┌────────
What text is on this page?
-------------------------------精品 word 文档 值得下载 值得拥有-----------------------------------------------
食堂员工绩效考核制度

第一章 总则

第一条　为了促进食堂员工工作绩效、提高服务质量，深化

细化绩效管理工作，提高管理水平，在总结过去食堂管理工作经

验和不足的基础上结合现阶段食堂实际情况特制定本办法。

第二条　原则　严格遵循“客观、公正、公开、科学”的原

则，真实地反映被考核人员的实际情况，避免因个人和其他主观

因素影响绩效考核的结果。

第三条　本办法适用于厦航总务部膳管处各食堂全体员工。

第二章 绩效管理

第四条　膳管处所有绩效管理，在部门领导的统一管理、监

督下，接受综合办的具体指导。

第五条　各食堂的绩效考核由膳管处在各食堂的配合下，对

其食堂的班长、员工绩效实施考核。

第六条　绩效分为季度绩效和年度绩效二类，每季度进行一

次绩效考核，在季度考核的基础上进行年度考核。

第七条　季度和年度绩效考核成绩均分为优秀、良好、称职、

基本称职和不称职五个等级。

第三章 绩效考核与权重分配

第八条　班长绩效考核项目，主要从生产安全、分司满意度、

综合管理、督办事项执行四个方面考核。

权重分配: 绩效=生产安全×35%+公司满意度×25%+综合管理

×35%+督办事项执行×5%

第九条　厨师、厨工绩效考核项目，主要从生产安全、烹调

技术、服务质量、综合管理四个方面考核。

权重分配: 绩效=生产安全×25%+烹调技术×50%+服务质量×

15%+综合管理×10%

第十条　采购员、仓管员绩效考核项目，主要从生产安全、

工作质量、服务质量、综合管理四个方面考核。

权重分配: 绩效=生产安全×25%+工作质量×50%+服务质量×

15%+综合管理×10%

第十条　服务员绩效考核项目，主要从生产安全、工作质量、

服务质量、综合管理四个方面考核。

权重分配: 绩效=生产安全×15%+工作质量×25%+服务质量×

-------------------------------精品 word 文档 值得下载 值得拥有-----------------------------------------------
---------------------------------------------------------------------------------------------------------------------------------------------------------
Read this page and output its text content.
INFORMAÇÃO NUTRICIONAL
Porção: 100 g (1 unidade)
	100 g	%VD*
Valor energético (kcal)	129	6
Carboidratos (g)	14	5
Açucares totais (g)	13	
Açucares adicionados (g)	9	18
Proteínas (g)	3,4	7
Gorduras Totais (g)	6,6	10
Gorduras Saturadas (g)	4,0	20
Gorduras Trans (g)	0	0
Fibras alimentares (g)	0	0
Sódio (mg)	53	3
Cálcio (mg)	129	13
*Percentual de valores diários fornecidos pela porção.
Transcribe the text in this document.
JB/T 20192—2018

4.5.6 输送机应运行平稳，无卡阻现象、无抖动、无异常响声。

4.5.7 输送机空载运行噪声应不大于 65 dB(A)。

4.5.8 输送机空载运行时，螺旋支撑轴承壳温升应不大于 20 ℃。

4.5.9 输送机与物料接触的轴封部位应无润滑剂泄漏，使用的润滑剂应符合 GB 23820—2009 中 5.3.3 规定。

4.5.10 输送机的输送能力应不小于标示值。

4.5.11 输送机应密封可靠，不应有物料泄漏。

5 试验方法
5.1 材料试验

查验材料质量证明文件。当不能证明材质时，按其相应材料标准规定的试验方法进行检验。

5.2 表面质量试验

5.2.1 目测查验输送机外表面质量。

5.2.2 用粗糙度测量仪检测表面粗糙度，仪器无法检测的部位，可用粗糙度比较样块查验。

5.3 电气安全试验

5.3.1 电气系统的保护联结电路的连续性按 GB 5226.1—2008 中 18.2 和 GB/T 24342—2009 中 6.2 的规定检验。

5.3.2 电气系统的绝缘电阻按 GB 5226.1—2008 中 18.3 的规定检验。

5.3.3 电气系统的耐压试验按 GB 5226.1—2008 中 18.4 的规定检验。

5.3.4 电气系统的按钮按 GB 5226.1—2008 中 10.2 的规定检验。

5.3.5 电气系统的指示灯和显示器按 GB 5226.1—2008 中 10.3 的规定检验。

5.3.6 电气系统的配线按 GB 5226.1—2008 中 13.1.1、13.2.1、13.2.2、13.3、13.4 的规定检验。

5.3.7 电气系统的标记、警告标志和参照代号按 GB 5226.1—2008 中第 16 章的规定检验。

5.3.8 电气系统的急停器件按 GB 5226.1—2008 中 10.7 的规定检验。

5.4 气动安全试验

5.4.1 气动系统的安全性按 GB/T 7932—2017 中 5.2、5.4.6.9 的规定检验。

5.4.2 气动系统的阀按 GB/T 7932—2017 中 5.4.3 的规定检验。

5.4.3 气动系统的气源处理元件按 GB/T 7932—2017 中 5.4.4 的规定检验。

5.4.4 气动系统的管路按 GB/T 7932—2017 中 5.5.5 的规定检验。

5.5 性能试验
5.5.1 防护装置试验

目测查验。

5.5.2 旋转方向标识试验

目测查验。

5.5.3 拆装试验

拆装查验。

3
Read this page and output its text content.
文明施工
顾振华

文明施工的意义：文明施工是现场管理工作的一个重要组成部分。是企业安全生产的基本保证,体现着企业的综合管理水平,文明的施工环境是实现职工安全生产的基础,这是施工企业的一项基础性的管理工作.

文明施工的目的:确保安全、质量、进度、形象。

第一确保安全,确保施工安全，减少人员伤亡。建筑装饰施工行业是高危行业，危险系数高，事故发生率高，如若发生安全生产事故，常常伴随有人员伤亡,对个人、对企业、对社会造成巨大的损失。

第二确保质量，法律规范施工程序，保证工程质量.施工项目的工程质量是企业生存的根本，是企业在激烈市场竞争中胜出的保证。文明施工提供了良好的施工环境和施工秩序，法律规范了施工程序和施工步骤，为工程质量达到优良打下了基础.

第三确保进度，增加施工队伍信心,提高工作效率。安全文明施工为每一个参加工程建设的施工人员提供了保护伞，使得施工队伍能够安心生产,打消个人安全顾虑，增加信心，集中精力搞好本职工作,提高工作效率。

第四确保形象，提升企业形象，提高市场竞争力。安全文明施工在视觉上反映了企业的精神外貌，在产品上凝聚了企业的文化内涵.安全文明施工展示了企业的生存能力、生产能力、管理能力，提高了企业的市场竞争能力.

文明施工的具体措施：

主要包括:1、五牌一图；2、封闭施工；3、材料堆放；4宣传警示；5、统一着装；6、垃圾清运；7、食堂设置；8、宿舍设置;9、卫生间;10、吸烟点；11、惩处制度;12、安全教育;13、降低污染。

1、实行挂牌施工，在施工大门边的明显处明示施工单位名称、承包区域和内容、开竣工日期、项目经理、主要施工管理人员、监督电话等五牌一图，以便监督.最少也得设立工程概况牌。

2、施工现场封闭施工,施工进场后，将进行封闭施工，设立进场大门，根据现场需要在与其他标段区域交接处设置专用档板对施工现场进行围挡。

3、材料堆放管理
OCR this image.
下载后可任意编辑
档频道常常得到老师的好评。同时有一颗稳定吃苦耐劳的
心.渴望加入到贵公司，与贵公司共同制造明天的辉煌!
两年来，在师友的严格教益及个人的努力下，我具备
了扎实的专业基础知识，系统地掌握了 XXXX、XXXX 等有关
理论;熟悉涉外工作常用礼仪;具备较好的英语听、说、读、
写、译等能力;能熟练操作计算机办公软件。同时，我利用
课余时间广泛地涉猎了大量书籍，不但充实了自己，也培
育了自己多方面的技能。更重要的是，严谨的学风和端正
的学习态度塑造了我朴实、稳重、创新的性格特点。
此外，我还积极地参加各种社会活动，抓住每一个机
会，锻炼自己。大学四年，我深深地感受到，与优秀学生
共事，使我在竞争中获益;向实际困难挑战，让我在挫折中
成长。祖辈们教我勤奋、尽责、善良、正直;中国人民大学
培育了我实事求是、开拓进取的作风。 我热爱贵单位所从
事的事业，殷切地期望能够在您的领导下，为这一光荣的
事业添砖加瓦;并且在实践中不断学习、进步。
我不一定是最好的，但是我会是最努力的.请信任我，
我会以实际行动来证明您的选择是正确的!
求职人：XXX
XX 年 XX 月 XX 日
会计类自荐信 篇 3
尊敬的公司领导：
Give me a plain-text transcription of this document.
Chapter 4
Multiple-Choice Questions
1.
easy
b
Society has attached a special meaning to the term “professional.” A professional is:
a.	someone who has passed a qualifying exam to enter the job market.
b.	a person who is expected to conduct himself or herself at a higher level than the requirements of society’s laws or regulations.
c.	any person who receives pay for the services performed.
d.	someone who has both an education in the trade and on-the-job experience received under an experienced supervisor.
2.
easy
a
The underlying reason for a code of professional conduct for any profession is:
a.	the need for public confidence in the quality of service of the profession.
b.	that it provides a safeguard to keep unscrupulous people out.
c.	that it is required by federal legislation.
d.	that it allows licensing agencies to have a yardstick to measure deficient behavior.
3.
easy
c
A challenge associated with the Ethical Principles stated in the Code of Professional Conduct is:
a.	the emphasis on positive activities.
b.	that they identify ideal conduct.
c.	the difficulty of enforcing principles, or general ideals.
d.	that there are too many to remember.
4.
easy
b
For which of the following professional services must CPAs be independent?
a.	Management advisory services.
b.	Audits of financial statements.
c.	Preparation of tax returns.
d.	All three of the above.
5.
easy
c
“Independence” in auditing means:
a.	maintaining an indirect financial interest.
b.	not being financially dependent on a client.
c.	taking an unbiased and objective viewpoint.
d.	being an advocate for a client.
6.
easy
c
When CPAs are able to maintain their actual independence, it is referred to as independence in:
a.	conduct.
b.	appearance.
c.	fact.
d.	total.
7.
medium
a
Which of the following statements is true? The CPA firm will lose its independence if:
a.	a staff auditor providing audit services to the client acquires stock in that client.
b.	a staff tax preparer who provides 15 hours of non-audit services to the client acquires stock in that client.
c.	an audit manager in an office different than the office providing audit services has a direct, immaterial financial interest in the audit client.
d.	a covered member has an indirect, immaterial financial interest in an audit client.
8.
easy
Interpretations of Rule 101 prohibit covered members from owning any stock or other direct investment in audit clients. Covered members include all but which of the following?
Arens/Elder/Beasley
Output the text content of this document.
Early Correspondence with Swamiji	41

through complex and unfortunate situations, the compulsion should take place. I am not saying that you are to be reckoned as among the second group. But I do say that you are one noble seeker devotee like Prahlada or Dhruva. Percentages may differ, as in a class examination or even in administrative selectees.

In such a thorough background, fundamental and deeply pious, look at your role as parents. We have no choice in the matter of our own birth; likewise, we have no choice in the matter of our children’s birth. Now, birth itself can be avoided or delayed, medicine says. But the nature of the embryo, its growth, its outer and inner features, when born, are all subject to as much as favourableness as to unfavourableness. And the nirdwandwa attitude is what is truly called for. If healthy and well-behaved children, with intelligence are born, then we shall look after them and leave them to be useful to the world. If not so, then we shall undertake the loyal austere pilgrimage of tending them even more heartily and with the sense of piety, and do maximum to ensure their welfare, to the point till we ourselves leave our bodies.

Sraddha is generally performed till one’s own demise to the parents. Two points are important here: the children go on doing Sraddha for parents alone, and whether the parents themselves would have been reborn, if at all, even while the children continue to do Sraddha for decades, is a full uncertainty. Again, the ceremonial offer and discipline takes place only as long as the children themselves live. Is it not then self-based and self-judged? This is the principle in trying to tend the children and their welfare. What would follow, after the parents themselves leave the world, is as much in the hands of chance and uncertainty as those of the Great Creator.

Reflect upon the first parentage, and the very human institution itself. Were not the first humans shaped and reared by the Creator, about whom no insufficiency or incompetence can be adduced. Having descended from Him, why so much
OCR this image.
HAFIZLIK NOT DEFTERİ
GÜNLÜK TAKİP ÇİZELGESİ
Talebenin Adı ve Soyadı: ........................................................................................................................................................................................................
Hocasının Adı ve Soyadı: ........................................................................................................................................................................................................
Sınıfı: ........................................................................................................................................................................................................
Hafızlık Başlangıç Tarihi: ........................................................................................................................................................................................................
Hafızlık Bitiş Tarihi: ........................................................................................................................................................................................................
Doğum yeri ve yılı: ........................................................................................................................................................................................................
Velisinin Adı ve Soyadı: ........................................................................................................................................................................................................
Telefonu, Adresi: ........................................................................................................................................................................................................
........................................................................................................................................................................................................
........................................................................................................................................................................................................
└────────
Exercise description: Count every line above that holds the word "CPAs", and state the number and nothing more.

Response to the task: 2